[START]
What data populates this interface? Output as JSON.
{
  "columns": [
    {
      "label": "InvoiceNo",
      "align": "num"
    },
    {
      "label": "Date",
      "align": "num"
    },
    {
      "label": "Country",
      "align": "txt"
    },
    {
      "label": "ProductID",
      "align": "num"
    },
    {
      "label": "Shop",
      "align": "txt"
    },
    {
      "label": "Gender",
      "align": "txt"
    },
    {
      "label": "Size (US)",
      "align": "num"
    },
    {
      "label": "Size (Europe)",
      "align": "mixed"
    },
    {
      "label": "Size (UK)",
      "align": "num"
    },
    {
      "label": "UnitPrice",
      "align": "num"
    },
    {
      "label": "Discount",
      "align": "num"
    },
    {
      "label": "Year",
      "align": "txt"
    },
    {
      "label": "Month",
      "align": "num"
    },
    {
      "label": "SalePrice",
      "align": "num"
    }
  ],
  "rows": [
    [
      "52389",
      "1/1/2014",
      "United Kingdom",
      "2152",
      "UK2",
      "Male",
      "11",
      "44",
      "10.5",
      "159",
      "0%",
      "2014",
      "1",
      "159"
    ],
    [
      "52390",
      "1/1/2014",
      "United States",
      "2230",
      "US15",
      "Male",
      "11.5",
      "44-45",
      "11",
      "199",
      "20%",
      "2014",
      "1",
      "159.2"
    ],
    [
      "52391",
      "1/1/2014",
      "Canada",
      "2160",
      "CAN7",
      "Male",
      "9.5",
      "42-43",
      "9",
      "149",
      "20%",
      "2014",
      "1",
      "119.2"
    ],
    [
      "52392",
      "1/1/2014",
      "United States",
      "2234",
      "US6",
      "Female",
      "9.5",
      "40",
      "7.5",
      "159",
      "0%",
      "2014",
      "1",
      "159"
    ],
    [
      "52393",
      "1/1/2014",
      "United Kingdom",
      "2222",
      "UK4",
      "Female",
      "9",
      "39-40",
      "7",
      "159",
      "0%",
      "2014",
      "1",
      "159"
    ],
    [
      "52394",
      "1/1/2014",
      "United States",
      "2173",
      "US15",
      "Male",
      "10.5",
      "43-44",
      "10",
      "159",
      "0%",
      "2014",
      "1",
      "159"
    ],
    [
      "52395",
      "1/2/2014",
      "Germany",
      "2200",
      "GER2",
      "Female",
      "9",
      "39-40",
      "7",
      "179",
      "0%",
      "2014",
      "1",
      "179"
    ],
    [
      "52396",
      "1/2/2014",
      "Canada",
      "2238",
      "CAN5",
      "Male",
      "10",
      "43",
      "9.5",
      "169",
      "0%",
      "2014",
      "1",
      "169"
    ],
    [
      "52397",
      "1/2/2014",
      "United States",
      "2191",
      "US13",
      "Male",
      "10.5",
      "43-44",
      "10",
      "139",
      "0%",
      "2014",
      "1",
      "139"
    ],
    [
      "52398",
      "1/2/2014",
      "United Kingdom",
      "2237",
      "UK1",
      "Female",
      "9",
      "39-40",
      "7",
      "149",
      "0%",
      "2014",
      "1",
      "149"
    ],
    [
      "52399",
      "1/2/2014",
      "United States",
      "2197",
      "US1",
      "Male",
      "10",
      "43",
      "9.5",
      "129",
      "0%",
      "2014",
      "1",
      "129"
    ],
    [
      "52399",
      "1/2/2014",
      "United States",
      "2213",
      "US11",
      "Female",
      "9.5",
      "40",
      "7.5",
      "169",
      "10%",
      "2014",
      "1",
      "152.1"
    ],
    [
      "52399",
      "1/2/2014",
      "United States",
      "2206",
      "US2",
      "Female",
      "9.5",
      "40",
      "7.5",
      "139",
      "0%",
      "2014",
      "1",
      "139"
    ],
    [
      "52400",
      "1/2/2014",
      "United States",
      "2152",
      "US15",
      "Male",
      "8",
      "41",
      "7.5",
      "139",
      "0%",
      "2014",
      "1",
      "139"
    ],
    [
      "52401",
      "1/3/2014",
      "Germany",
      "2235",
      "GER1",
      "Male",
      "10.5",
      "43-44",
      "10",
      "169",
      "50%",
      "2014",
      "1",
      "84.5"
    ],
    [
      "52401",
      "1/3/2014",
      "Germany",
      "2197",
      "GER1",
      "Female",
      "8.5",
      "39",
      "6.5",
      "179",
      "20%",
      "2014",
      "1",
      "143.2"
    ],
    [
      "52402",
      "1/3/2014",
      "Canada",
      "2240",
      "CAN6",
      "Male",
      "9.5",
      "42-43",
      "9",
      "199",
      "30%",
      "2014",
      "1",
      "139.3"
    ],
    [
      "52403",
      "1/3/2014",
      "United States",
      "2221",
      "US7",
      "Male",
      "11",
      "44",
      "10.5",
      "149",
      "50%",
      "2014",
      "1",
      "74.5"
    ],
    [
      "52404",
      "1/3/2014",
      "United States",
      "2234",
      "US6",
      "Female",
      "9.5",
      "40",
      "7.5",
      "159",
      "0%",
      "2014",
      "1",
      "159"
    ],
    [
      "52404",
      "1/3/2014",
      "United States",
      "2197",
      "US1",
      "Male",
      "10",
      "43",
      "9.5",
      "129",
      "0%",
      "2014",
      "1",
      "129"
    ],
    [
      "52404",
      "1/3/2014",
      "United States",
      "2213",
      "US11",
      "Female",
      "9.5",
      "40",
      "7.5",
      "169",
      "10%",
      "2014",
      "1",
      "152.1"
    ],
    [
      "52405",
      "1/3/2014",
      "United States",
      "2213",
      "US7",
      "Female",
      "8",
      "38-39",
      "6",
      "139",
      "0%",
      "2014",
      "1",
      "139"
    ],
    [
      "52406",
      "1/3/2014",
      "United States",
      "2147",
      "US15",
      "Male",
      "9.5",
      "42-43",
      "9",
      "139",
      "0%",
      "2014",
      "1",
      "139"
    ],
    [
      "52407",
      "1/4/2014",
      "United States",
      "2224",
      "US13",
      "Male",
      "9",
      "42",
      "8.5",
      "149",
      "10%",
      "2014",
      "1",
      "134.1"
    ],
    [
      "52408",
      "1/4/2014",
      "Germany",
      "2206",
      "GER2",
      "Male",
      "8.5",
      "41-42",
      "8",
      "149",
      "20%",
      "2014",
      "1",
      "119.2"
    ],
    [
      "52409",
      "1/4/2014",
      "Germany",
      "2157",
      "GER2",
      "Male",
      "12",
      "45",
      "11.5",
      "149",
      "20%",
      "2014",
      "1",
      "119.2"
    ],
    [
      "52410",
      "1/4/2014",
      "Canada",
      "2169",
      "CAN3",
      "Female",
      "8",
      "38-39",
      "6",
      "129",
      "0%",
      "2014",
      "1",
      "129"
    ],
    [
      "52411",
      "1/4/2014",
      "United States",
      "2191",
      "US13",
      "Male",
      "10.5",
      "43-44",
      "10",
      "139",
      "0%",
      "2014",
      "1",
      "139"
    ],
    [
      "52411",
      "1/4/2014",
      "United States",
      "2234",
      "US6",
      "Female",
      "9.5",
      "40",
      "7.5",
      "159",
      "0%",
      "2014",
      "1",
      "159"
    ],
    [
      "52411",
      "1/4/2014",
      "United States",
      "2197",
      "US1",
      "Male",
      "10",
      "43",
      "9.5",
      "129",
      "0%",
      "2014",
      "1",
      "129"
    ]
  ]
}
[END]
— STATED EXERCISE —
Show each line holding the word "Size".

— THE REPLY —
      "label": "Size (US)",
      "label": "Size (Europe)",
      "label": "Size (UK)",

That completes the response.